**REQUIRED WORK:** In the listing below, locate the lines that hold "axis" and copy them.

+++++

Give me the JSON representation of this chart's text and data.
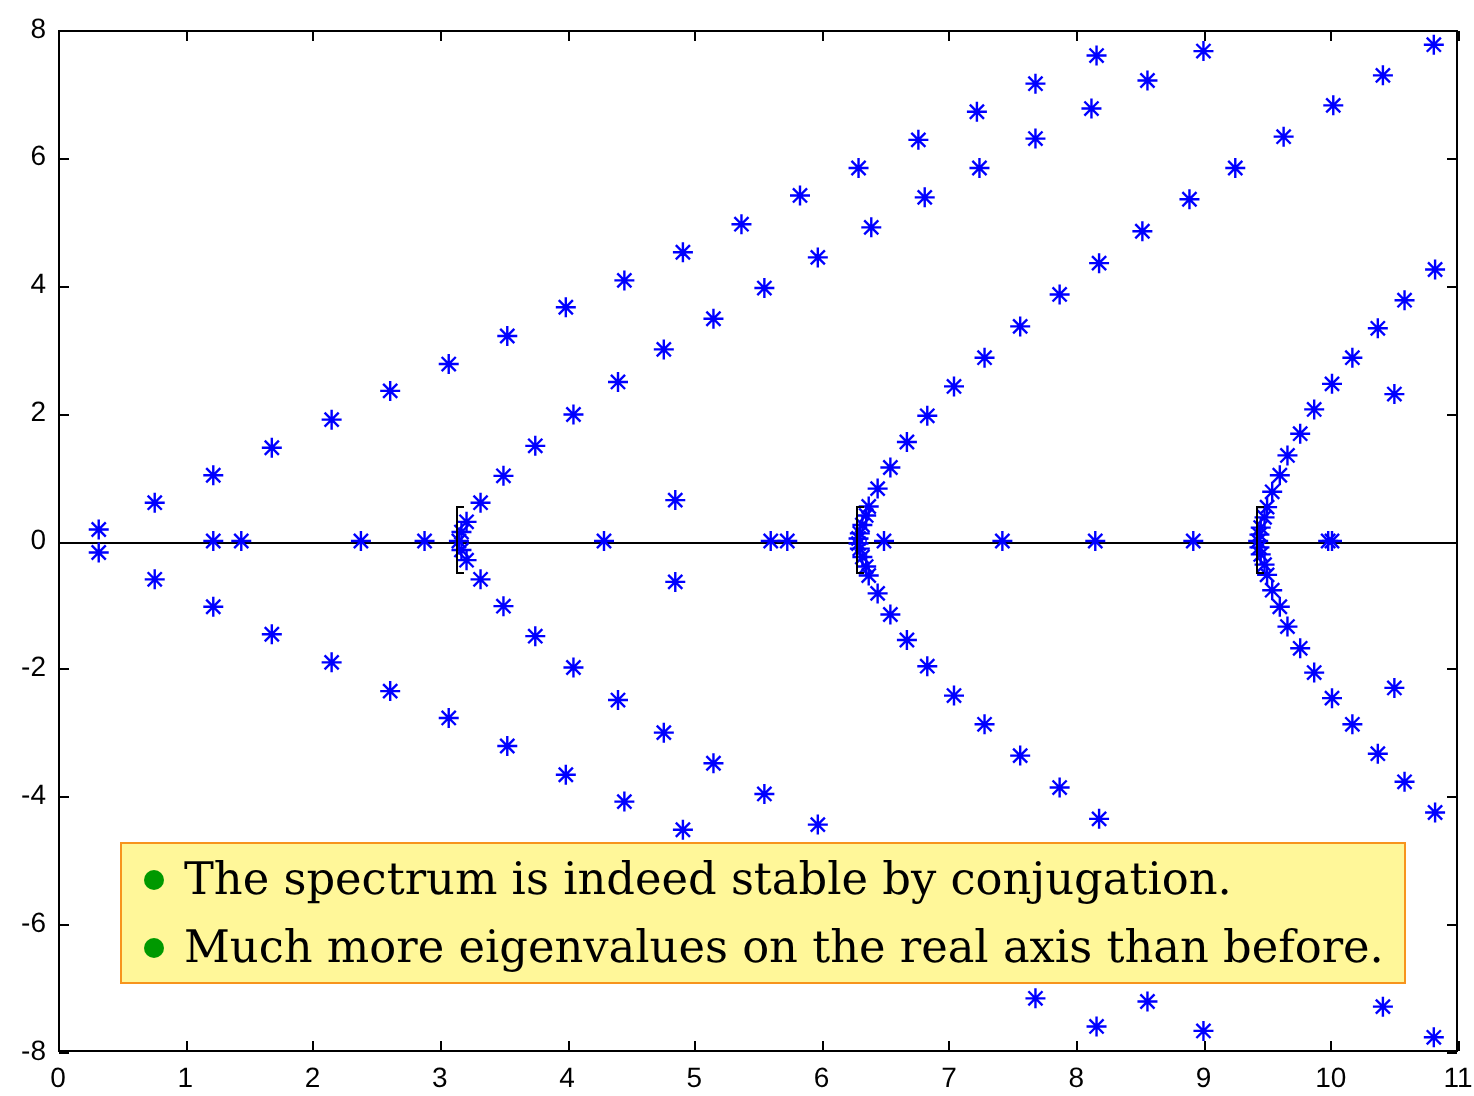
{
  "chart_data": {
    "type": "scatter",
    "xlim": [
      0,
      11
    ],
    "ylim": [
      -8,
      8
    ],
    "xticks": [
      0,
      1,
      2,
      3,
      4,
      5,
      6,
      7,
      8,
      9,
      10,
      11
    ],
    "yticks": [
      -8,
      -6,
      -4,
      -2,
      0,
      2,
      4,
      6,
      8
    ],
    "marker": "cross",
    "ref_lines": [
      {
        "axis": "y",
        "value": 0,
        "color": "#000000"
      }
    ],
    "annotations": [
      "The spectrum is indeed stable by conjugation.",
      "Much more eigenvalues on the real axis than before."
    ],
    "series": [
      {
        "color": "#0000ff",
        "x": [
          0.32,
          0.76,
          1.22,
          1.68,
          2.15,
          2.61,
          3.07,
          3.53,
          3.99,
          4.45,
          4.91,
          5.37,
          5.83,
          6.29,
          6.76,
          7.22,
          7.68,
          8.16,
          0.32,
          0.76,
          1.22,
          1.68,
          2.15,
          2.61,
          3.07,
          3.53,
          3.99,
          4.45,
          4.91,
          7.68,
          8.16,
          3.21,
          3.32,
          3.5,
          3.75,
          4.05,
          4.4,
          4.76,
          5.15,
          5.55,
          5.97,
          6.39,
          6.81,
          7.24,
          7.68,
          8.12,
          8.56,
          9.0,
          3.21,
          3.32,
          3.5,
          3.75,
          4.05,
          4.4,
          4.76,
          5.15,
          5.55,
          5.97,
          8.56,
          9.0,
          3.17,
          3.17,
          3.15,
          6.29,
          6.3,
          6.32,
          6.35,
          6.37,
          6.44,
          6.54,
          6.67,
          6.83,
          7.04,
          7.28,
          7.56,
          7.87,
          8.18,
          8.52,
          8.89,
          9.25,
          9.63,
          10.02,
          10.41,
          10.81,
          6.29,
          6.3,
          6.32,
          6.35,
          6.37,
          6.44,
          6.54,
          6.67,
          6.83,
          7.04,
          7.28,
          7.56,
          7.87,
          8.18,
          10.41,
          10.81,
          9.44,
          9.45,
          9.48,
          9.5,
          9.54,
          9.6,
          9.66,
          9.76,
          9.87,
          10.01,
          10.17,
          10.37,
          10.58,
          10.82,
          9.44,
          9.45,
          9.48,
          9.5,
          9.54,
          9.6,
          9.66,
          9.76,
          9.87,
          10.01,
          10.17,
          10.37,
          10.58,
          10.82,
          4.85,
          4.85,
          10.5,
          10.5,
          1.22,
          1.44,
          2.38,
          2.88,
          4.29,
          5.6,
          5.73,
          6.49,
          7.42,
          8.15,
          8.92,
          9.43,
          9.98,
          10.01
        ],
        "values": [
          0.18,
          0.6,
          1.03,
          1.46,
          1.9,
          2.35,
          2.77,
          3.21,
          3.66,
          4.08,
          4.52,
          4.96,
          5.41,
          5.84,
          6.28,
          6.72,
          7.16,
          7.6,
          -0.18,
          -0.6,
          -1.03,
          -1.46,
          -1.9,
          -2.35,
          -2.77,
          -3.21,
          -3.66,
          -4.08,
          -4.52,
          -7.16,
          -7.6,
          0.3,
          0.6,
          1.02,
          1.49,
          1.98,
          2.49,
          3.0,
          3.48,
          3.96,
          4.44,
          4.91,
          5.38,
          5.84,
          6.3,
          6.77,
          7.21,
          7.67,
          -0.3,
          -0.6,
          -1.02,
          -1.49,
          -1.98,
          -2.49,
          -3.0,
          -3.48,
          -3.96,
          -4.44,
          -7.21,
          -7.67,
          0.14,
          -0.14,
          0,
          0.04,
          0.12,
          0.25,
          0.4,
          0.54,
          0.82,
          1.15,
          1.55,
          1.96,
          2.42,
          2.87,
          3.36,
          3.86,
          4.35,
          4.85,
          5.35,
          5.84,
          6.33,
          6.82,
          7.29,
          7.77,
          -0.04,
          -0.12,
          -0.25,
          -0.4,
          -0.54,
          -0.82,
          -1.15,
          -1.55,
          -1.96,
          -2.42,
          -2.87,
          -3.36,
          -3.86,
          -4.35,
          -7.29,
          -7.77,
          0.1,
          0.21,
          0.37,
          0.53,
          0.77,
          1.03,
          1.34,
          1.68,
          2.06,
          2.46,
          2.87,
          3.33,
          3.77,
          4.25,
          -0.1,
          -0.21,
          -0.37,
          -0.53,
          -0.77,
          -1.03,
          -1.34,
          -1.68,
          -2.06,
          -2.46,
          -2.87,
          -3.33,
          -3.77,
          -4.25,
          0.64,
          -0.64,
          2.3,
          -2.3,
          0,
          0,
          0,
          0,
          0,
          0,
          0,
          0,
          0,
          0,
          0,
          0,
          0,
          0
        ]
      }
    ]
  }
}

+++++

**EXERCISE OUTPUT:**
        "axis": "y",
      "Much more eigenvalues on the real axis than before."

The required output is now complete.